**Given instruction**
Copy out verbatim the stretch of the entries below from their first line through the line containing "site-header: 猿来入此 http://programmer.ischoolbar.com/", with both of those lines included.

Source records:
— Begin —

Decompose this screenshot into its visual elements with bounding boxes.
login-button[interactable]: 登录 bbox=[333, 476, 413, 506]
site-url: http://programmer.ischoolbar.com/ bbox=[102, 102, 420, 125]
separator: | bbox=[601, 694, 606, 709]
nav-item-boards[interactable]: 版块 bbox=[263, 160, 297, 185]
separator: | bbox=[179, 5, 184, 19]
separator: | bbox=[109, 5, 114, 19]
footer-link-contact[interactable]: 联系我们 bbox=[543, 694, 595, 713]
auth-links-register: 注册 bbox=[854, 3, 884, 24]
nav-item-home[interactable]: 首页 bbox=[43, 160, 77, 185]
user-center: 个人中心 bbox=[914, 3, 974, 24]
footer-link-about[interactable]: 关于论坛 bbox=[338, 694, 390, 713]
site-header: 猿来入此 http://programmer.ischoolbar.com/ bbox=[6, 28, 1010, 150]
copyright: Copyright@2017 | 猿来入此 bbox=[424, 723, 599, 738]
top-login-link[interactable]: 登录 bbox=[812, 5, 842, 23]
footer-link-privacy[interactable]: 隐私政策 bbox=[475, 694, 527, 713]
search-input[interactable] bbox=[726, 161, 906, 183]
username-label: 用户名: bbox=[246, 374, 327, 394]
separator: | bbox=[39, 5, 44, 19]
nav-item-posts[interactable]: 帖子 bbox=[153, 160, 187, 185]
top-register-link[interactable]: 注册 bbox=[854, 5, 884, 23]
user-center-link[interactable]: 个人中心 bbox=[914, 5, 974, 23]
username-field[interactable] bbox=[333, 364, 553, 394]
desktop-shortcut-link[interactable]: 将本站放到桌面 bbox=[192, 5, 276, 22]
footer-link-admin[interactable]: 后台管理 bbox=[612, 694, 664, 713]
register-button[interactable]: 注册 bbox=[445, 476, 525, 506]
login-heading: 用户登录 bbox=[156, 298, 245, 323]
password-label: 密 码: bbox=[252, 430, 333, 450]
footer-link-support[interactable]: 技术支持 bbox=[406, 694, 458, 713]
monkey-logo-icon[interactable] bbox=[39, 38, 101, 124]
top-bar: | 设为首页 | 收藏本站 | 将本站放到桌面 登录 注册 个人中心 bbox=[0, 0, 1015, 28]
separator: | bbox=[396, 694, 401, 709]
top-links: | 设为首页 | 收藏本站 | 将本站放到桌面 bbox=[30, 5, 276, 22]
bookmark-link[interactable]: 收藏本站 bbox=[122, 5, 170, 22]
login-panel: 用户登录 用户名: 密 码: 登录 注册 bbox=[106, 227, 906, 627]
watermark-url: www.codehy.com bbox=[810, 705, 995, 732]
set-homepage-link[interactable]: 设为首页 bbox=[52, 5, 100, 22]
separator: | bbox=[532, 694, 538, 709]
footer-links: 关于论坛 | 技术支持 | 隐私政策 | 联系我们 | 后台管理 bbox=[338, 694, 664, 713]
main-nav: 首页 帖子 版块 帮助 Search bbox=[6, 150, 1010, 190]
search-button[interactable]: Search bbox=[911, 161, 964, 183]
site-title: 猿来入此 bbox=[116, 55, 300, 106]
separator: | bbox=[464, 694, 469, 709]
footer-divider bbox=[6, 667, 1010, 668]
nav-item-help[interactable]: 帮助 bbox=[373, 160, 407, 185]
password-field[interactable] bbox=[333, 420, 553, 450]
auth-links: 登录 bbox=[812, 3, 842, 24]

— End —

**Finished answer**
Decompose this screenshot into its visual elements with bounding boxes.
login-button[interactable]: 登录 bbox=[333, 476, 413, 506]
site-url: http://programmer.ischoolbar.com/ bbox=[102, 102, 420, 125]
separator: | bbox=[601, 694, 606, 709]
nav-item-boards[interactable]: 版块 bbox=[263, 160, 297, 185]
separator: | bbox=[179, 5, 184, 19]
separator: | bbox=[109, 5, 114, 19]
footer-link-contact[interactable]: 联系我们 bbox=[543, 694, 595, 713]
auth-links-register: 注册 bbox=[854, 3, 884, 24]
nav-item-home[interactable]: 首页 bbox=[43, 160, 77, 185]
user-center: 个人中心 bbox=[914, 3, 974, 24]
footer-link-about[interactable]: 关于论坛 bbox=[338, 694, 390, 713]
site-header: 猿来入此 http://programmer.ischoolbar.com/ bbox=[6, 28, 1010, 150]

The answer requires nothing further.